WRITTEN TASK — Below is some material; set it all down exactly, apart from the pictures.

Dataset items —
::::::::

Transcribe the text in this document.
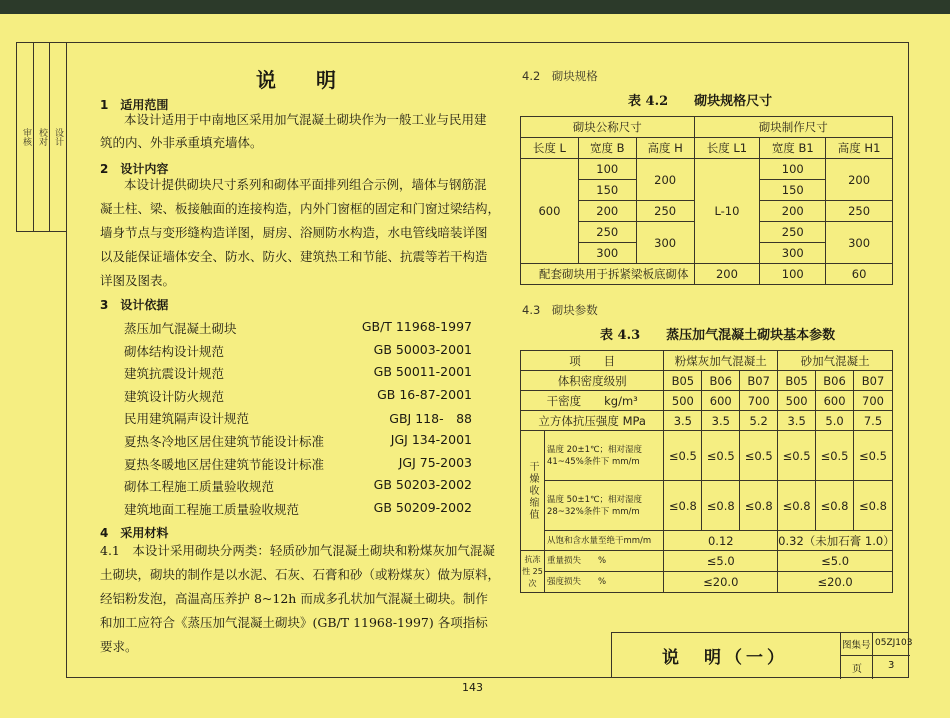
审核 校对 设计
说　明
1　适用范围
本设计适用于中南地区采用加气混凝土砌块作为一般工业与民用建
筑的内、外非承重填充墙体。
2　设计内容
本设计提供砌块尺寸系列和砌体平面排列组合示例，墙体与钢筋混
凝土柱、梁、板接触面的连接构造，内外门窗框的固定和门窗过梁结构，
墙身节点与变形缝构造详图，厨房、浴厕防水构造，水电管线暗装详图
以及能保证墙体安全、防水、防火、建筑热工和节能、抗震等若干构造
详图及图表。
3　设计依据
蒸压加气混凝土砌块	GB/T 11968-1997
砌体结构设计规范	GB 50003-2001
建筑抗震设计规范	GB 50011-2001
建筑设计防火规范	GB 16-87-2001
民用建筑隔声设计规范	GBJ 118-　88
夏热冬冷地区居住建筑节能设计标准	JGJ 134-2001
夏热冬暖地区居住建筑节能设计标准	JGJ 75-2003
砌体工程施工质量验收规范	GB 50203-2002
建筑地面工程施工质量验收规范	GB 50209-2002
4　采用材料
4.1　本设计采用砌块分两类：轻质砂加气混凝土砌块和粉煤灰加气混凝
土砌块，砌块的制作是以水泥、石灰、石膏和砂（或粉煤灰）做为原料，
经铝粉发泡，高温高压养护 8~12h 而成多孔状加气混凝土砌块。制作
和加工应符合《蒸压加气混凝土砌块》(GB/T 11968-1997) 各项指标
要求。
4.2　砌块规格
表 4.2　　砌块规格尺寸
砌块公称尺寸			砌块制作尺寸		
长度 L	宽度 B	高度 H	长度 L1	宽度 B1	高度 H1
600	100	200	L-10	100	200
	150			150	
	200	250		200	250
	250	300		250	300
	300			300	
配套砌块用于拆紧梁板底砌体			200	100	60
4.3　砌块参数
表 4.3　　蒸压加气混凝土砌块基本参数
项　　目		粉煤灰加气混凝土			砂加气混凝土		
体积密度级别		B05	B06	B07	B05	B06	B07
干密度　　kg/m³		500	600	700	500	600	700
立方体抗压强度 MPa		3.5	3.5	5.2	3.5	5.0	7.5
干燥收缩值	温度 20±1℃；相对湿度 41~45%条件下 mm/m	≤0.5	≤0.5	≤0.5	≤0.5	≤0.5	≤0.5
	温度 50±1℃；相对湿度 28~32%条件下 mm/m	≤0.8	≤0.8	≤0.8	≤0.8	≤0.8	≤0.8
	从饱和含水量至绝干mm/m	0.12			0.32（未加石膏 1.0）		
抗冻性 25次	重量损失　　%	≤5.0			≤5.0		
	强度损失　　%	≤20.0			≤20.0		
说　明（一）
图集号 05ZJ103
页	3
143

::::::::

WRITTEN SOLUTION —
Transcribe the text in this document.
审核 校对 设计
说　明
1　适用范围
本设计适用于中南地区采用加气混凝土砌块作为一般工业与民用建
筑的内、外非承重填充墙体。
2　设计内容
本设计提供砌块尺寸系列和砌体平面排列组合示例，墙体与钢筋混
凝土柱、梁、板接触面的连接构造，内外门窗框的固定和门窗过梁结构，
墙身节点与变形缝构造详图，厨房、浴厕防水构造，水电管线暗装详图
以及能保证墙体安全、防水、防火、建筑热工和节能、抗震等若干构造
详图及图表。
3　设计依据
蒸压加气混凝土砌块	GB/T 11968-1997
砌体结构设计规范	GB 50003-2001
建筑抗震设计规范	GB 50011-2001
建筑设计防火规范	GB 16-87-2001
民用建筑隔声设计规范	GBJ 118-　88
夏热冬冷地区居住建筑节能设计标准	JGJ 134-2001
夏热冬暖地区居住建筑节能设计标准	JGJ 75-2003
砌体工程施工质量验收规范	GB 50203-2002
建筑地面工程施工质量验收规范	GB 50209-2002
4　采用材料
4.1　本设计采用砌块分两类：轻质砂加气混凝土砌块和粉煤灰加气混凝
土砌块，砌块的制作是以水泥、石灰、石膏和砂（或粉煤灰）做为原料，
经铝粉发泡，高温高压养护 8~12h 而成多孔状加气混凝土砌块。制作
和加工应符合《蒸压加气混凝土砌块》(GB/T 11968-1997) 各项指标
要求。
4.2　砌块规格
表 4.2　　砌块规格尺寸
砌块公称尺寸			砌块制作尺寸		
长度 L	宽度 B	高度 H	长度 L1	宽度 B1	高度 H1
600	100	200	L-10	100	200
	150			150	
	200	250		200	250
	250	300		250	300
	300			300	
配套砌块用于拆紧梁板底砌体			200	100	60
4.3　砌块参数
表 4.3　　蒸压加气混凝土砌块基本参数
项　　目		粉煤灰加气混凝土			砂加气混凝土		
体积密度级别		B05	B06	B07	B05	B06	B07
干密度　　kg/m³		500	600	700	500	600	700
立方体抗压强度 MPa		3.5	3.5	5.2	3.5	5.0	7.5
干燥收缩值	温度 20±1℃；相对湿度 41~45%条件下 mm/m	≤0.5	≤0.5	≤0.5	≤0.5	≤0.5	≤0.5
	温度 50±1℃；相对湿度 28~32%条件下 mm/m	≤0.8	≤0.8	≤0.8	≤0.8	≤0.8	≤0.8
	从饱和含水量至绝干mm/m	0.12			0.32（未加石膏 1.0）		
抗冻性 25次	重量损失　　%	≤5.0			≤5.0		
	强度损失　　%	≤20.0			≤20.0		
说　明（一）
图集号 05ZJ103
页	3
143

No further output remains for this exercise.